**EXTRACTED TEXT:**
The Tajima Yahei Sericulture Farm (旧田島弥平旧宅, Tajima Yahei kyū-taku) is located in the Sakaishima neighbored of the city of Isesaki, Gunma. It was the former home of an influential silk farmer in the early Meiji period, known for writing a new sericulture theory which laid the foundations for modern sericultural production. The building has been protected as a National Historic Site since 2012. It was subsequently included as part of The Tomioka Silk Mill and Related Industrial Heritage UNESCO World Heritage Site in 2013.

==History==
Tajima Yahei (1822-1898) is known for having published the “New Theories on Sericulture” (『養蚕 新 論』) in 1872 and the “Additional New Theories on Sericulture” (『続 養蚕 新 論』) in 1879. During the Bakumatsu period, he experimented with raising silkworms using natural ventilation, but gradually turned towards artificial temperature control. Initially unable to achieve satisfactory results, he experimented by trial-and-error, developing a breeding technique combining these methods, which he called Seiryō-iku (清涼 育) . In order to put his new method into practice, he converted his barn into a silkworm farm on two levels. After a first harvest, he took note of his mistakes and installed windows in the roof (Yagura) the following year to allow better ventilation inside. Observing better results, he further improved air circulation by installing a third stage. In his main residence, he had a single raised roof built over the entire length of the building, which was completed in 1863. The following year, the Tokugawa shogunate lifted the ban on export of raw silk, and the number of producers in Kōzuke Province increased greatly. Many adopted the same architectural style as Tajima Yahei for their farms.

**PROMPT A:** According to the text about the Tajima Yahei Sericulture Farm, in what year was the single raised roof over his main residence completed?
**PROMPT B:** List every four-digit year that appears in the text about the Tajima Yahei Sericulture Farm.
**PROMPT C:** Write the next part of the history of the Tajima Yahei Sericulture Farm, picking up after its final sentence.

Collection entries:
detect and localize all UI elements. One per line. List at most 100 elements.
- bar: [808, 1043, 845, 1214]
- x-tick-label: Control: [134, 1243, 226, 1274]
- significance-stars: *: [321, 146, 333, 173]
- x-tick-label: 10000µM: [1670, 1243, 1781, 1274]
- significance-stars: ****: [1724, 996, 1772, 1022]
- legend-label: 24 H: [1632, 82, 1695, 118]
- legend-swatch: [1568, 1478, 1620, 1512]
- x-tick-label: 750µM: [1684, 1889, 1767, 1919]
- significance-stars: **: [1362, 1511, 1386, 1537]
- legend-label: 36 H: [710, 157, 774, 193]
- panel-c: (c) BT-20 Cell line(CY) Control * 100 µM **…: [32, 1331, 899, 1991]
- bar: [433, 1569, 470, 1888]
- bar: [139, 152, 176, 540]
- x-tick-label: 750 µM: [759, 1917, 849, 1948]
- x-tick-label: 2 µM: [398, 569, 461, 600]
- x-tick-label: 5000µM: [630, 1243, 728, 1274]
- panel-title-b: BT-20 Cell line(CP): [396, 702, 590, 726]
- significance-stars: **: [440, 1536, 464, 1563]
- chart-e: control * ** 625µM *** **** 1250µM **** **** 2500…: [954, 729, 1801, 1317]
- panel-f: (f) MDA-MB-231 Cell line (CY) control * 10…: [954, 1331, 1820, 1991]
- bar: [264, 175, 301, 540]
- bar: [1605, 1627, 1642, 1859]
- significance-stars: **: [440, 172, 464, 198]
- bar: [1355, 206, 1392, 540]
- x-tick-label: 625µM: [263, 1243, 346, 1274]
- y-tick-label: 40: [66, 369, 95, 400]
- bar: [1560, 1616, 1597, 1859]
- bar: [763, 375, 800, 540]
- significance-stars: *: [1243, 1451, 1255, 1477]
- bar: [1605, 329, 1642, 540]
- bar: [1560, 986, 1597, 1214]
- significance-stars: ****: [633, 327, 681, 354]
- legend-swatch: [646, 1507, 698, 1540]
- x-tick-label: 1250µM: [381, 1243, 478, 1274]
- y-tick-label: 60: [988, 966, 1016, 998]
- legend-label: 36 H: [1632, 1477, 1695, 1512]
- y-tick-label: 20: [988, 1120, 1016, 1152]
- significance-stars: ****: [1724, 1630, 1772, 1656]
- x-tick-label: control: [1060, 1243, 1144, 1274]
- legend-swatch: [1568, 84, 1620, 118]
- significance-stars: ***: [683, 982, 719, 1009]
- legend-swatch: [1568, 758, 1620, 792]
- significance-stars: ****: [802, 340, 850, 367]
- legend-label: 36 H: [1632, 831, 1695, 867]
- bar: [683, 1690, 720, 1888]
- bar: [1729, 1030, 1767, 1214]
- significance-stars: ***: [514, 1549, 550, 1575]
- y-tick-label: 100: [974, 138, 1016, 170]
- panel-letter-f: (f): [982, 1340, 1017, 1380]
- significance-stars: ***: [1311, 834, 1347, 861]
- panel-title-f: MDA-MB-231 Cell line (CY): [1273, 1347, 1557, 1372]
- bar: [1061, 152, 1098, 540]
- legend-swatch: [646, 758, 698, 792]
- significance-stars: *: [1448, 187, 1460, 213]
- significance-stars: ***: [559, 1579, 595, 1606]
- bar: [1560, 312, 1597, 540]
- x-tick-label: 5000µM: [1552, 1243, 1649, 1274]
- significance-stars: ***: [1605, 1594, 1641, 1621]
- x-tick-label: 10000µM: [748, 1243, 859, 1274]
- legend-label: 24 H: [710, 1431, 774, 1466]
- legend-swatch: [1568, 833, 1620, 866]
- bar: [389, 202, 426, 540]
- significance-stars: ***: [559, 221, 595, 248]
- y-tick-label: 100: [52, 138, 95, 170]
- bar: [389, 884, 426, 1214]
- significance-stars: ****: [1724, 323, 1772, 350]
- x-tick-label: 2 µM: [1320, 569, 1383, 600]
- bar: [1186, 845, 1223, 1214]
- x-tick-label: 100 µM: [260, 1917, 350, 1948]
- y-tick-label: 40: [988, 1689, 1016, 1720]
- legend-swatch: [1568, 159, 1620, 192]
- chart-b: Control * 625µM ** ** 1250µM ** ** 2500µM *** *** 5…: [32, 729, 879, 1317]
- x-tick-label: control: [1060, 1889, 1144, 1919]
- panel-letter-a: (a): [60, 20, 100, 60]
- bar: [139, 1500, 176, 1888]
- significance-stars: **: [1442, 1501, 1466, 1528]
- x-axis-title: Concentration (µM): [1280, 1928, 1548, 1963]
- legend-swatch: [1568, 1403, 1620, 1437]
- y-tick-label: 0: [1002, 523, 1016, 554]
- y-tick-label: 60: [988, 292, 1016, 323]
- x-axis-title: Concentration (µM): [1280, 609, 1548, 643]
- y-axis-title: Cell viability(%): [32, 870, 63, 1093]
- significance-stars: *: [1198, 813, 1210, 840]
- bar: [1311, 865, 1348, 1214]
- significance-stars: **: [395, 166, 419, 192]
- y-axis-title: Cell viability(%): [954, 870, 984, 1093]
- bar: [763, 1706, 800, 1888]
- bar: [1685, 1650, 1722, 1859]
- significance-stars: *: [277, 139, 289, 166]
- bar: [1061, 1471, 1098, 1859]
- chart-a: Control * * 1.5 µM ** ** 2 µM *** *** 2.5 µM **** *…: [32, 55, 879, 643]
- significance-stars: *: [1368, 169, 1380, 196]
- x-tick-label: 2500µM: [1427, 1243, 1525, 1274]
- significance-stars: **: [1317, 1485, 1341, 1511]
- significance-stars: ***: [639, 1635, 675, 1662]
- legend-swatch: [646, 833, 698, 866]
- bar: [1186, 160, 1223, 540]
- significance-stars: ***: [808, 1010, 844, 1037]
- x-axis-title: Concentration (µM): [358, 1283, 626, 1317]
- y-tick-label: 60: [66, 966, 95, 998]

**ANSWER BOX A:** 1863

**ANSWER BOX B:** 2012, 2013, 1822, 1898, 1872, 1879, 1863

**ANSWER BOX C:**
Following the Meiji restoration, the new Meiji government targeted silk production as a major export industry for obtaining the foreign capital critically needed to fund Japan's industrialization. During an inspection of the silk-producing regions in 1869, the Italian minister plenipotentiary stationed in Japan, Conte Vittorio Sallier De La Tour and the secretary of the ambassador of the United Kingdom in Japan, Francis Ottiwell Adams, both praised Tajima's methods and the quality of the silk produced. Tajima's method was widely disseminated throughout Japan. Although towards the middle of the Meiji period his method was superseded by the Seion-iku (清 温 育) method of Takayama Chōgorō, (which also controlled humidity), the characteristic yagura style of Tajima's silkworm farm design was not abandoned.

The main residence of the Tajima Yahei is preserved in its state of 1863. The building has two stories and a tile roof. It is the first Japanese silkworm farm to be equipped with a raised roof over the entire length of the building. This type of raised roof is pierced with openings, promoting good air circulation, and which was an essential part of the Seiryō-iku method. It was the model for the silk farms built in 1875 in the Matsugaoka Land Reclamation Area. In 1952, part of the main residence was removed, but the landscape is believed to have remained unchanged since that date. The mulberry leaf warehouse built in 1896 also remains. A historiographical study was carried out between 1986 and 1988, and in 2006 Gunma Prefecture and the city of Tomioka submitted the site as part of its application for World Heritage status to UNESCO. In the final dossier submitted in January 2013, it was one of the four associated sites with the Tomioka Silk Mill awarded World Heritage status.

==See also==
- List of Historic Sites of Japan (Gunma)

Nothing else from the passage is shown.